### DIRECTION:
Give the number of lines that contain the string "automatic", and nothing else.

### DATA FOR PROCESSING:
•••

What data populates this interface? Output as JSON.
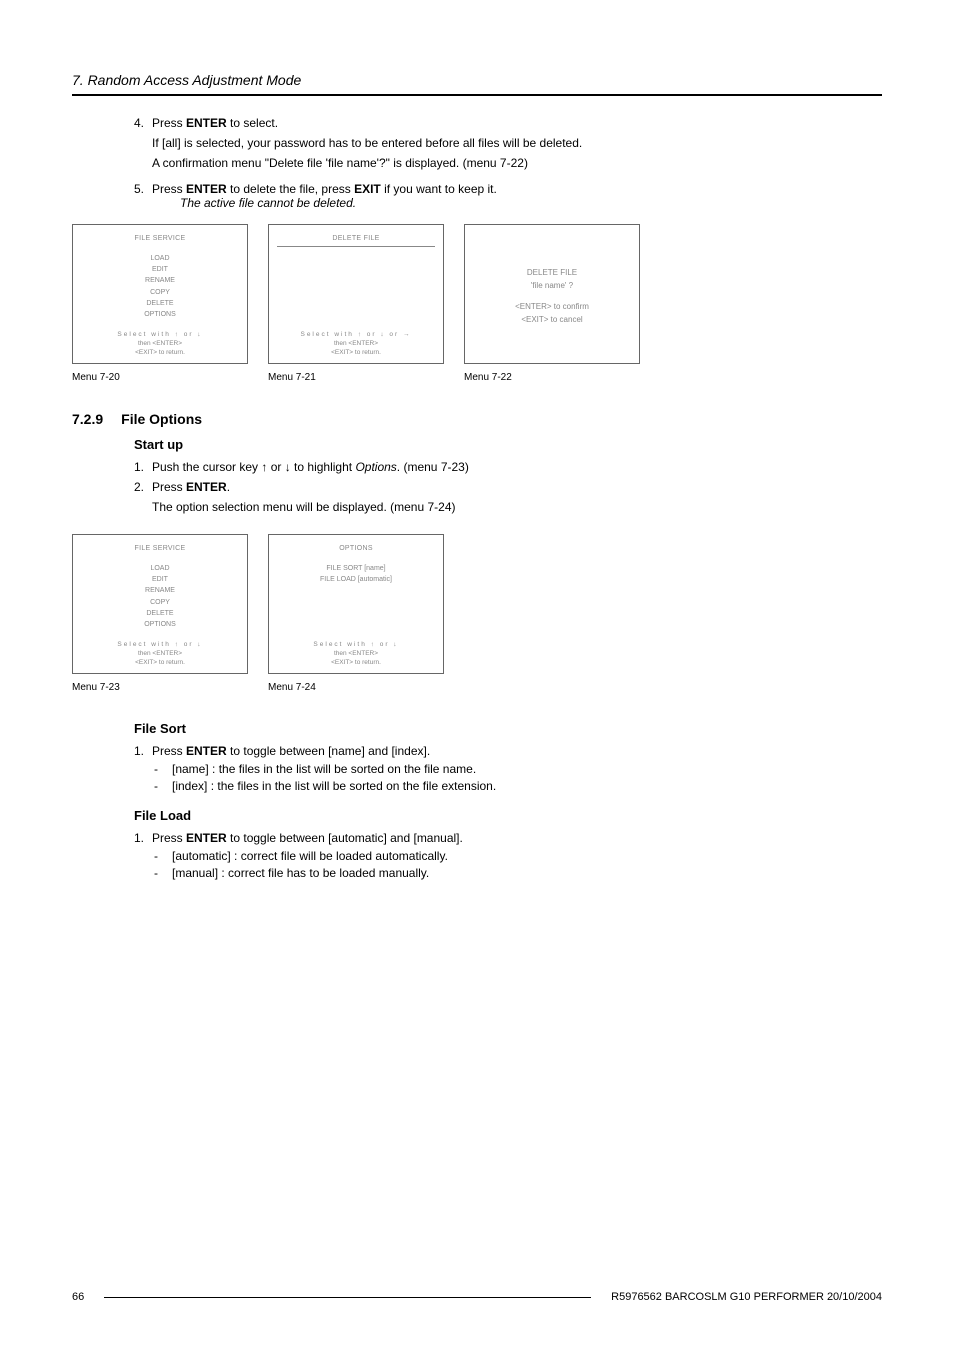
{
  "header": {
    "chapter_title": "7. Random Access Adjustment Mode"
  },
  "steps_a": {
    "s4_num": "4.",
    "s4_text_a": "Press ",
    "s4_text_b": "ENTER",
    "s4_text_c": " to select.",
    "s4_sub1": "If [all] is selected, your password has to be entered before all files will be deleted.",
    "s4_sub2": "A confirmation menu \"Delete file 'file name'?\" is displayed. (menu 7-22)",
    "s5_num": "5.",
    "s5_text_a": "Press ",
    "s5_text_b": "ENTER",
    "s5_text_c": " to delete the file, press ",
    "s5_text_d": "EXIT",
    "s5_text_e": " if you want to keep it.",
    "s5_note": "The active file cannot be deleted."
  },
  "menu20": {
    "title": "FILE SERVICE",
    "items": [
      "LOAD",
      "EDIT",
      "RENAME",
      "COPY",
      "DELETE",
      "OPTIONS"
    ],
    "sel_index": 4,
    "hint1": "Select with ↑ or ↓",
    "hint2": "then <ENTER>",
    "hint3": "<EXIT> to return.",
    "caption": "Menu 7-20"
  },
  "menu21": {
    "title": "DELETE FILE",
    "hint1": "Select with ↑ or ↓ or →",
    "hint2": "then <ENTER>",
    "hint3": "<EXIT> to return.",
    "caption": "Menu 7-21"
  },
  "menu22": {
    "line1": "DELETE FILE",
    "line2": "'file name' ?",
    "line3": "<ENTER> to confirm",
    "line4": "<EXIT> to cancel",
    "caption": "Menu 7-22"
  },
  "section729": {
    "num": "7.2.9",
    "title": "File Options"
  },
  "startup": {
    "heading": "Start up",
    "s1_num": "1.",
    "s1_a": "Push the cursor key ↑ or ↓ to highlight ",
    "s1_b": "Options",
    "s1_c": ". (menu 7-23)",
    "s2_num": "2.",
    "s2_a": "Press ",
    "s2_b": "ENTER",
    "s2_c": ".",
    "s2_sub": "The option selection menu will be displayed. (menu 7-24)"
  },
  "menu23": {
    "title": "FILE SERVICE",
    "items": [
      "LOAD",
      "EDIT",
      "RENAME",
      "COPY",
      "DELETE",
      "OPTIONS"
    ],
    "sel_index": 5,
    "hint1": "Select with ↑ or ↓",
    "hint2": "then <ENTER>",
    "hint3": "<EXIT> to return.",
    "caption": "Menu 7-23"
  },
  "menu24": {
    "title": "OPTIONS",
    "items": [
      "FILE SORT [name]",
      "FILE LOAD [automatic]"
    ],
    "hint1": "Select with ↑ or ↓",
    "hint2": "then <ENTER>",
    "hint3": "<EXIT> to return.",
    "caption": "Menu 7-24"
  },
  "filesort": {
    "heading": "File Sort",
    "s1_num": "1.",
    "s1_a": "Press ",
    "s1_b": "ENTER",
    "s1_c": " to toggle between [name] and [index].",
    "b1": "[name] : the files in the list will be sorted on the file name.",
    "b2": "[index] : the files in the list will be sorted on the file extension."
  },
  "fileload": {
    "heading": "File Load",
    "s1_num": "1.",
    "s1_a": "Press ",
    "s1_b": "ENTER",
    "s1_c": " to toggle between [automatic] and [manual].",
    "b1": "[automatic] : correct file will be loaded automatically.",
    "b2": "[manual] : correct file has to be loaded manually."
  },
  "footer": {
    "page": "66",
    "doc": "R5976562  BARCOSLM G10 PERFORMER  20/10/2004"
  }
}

•••

### THE OUTPUT:
3